* Set exercise
Set out each line from the following listing that includes the word "Windows".
---------- Supplied information
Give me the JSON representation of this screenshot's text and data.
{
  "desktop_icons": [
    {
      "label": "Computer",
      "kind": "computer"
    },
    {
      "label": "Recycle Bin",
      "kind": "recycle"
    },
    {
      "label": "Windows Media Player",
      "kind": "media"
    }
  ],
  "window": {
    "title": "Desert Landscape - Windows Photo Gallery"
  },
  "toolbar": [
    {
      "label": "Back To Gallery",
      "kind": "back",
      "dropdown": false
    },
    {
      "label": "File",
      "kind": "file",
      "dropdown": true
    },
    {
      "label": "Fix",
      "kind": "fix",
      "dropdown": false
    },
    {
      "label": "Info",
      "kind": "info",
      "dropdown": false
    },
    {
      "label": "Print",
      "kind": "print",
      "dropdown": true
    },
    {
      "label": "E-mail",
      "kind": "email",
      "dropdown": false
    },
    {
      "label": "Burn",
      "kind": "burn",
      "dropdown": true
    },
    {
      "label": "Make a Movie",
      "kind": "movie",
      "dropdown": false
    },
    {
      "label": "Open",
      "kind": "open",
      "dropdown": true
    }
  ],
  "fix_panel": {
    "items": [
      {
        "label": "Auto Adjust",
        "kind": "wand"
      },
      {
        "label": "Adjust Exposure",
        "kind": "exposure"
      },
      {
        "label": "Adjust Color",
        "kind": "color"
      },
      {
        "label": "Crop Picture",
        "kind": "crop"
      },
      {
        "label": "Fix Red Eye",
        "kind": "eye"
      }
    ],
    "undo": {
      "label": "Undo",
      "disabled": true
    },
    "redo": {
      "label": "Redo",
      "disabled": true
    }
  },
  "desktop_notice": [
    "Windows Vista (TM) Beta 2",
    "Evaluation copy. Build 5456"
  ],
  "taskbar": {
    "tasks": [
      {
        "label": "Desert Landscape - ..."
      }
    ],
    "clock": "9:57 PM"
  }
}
--------------------
* Finished answer
      "label": "Windows Media Player",
    "title": "Desert Landscape - Windows Photo Gallery"
    "Windows Vista (TM) Beta 2",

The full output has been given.